[START Recorded information]
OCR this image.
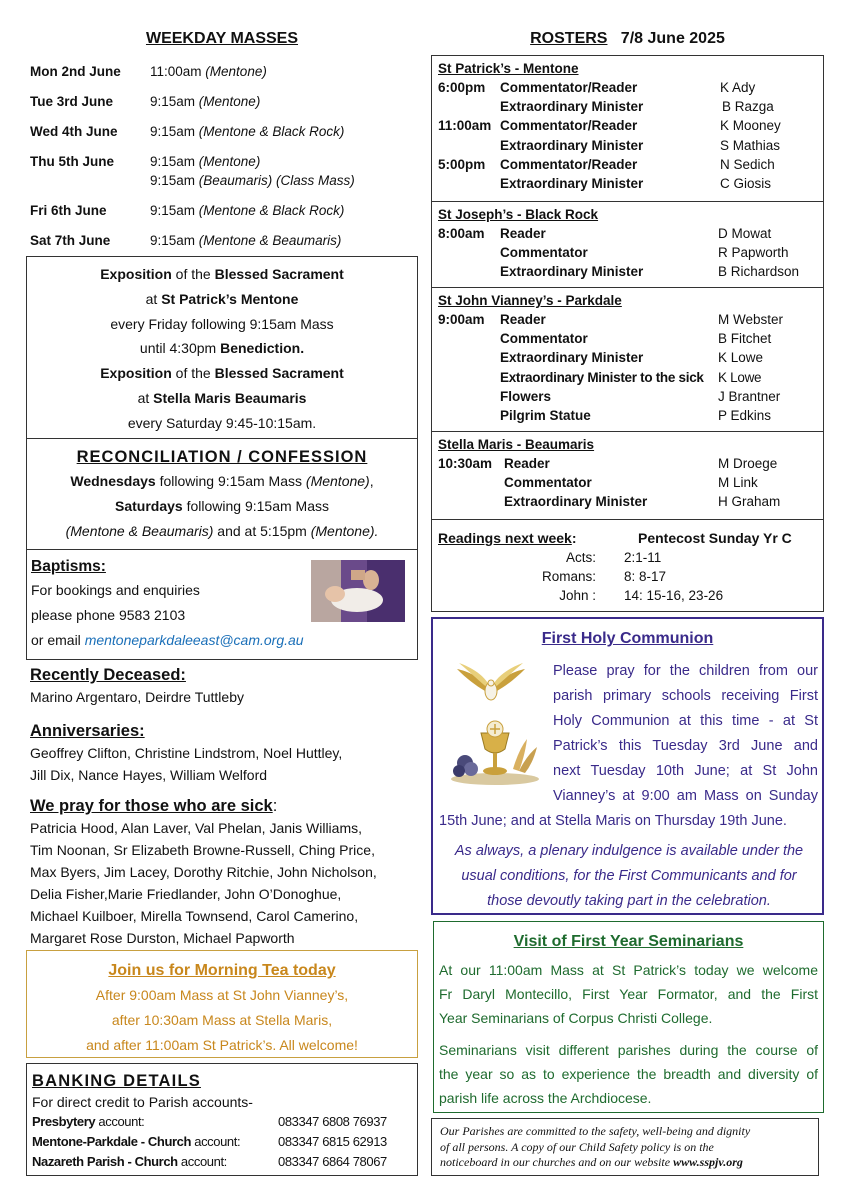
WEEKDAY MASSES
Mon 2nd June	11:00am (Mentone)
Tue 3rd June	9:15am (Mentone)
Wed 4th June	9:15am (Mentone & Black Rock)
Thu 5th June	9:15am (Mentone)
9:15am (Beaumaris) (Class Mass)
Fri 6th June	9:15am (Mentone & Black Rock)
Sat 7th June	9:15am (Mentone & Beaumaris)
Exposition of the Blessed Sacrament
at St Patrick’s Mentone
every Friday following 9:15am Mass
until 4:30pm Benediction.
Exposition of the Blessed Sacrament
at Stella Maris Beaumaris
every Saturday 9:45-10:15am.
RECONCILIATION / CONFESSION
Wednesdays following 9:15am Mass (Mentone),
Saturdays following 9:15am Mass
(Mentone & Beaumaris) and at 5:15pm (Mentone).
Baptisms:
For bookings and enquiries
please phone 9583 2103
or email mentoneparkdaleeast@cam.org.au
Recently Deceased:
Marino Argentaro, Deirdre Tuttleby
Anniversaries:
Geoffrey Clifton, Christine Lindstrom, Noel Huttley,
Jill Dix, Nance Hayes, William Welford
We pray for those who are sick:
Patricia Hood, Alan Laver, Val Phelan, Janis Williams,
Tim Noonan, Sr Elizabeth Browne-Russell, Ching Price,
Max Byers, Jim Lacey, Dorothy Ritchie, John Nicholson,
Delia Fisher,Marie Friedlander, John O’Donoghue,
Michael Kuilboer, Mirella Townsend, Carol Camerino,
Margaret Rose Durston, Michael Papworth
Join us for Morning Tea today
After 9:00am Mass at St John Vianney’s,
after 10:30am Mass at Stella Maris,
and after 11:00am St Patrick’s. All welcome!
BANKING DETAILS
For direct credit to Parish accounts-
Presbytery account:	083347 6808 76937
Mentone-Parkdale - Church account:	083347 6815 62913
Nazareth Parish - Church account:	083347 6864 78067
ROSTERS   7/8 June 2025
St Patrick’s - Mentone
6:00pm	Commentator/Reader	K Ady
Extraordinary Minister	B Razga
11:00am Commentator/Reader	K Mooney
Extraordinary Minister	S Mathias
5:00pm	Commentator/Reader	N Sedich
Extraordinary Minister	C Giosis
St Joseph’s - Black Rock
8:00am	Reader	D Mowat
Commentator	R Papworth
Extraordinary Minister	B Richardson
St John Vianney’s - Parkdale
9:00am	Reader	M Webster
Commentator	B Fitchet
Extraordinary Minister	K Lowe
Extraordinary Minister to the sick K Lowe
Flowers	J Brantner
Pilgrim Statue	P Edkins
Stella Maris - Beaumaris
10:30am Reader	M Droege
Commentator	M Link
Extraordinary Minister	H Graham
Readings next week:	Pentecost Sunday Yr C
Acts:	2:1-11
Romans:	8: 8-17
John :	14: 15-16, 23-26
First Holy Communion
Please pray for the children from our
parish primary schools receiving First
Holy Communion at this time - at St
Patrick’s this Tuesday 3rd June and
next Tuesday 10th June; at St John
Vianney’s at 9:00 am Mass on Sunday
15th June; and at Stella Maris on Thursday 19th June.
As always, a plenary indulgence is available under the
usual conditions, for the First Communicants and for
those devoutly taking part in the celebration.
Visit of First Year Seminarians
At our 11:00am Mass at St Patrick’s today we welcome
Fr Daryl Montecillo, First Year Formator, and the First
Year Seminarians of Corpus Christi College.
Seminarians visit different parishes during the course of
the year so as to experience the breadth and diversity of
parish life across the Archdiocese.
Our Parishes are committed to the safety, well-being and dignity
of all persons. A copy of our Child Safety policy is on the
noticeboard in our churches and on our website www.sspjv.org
[END Recorded information]
[START Recorded information]
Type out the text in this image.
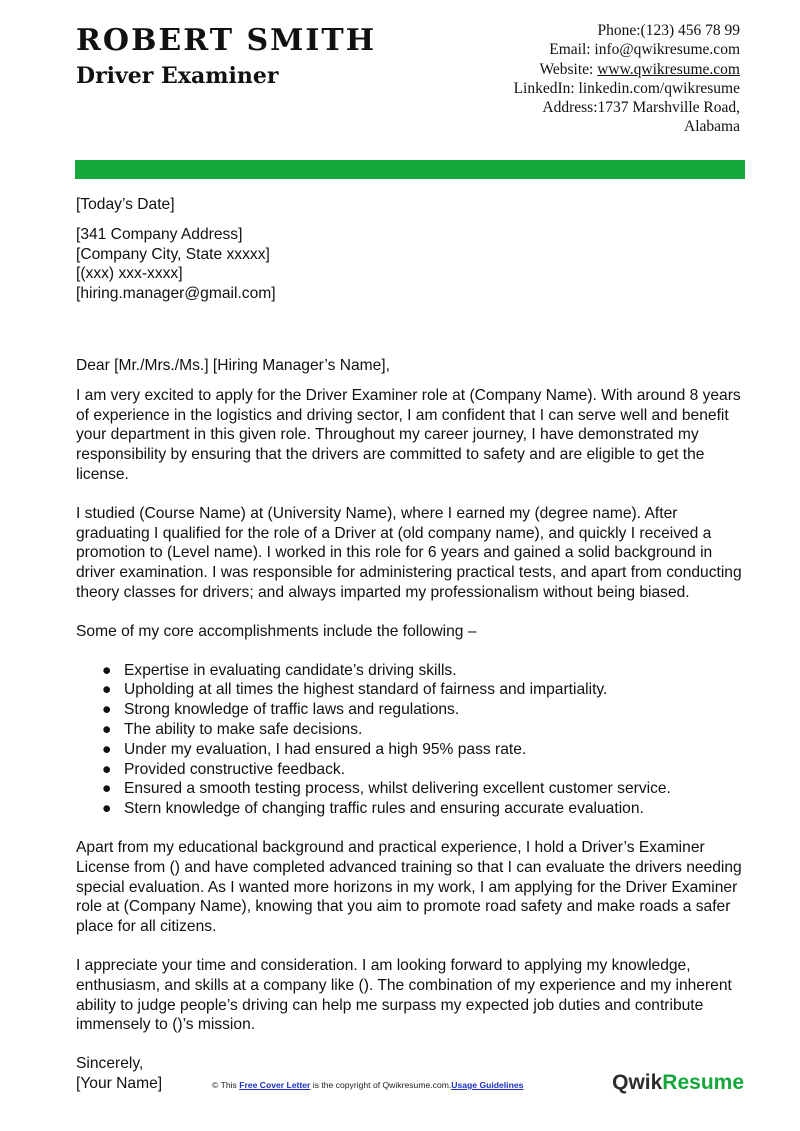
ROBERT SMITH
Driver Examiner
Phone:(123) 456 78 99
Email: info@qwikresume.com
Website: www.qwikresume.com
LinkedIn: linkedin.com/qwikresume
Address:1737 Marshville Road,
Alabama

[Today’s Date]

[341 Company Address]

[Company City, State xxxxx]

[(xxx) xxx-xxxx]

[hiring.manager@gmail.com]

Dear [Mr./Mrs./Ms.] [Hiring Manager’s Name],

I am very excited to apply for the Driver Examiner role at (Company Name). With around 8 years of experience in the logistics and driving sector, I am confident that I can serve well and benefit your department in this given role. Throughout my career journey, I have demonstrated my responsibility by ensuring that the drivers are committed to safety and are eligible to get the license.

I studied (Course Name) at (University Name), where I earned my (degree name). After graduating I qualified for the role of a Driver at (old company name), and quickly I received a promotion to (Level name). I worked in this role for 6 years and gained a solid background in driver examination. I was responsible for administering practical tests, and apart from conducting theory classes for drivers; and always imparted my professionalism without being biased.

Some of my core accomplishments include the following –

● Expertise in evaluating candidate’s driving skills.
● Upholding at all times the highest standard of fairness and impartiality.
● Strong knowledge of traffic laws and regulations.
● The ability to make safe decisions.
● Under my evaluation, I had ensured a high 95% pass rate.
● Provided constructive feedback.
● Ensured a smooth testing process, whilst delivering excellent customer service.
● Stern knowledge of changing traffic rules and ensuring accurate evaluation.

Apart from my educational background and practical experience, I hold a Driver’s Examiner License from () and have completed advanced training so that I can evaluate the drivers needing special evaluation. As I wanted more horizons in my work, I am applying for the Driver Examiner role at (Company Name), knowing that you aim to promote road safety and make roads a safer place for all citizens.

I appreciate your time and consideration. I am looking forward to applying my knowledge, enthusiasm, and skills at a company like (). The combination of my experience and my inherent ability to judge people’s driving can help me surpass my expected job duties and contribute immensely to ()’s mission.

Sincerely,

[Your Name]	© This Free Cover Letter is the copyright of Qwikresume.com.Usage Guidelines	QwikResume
[END Recorded information]
=== Task to complete ===
Copy out each line of the data where the string "every" appears.

=== Answer to the exercise ===
every Friday following 9:15am Mass
every Saturday 9:45-10:15am.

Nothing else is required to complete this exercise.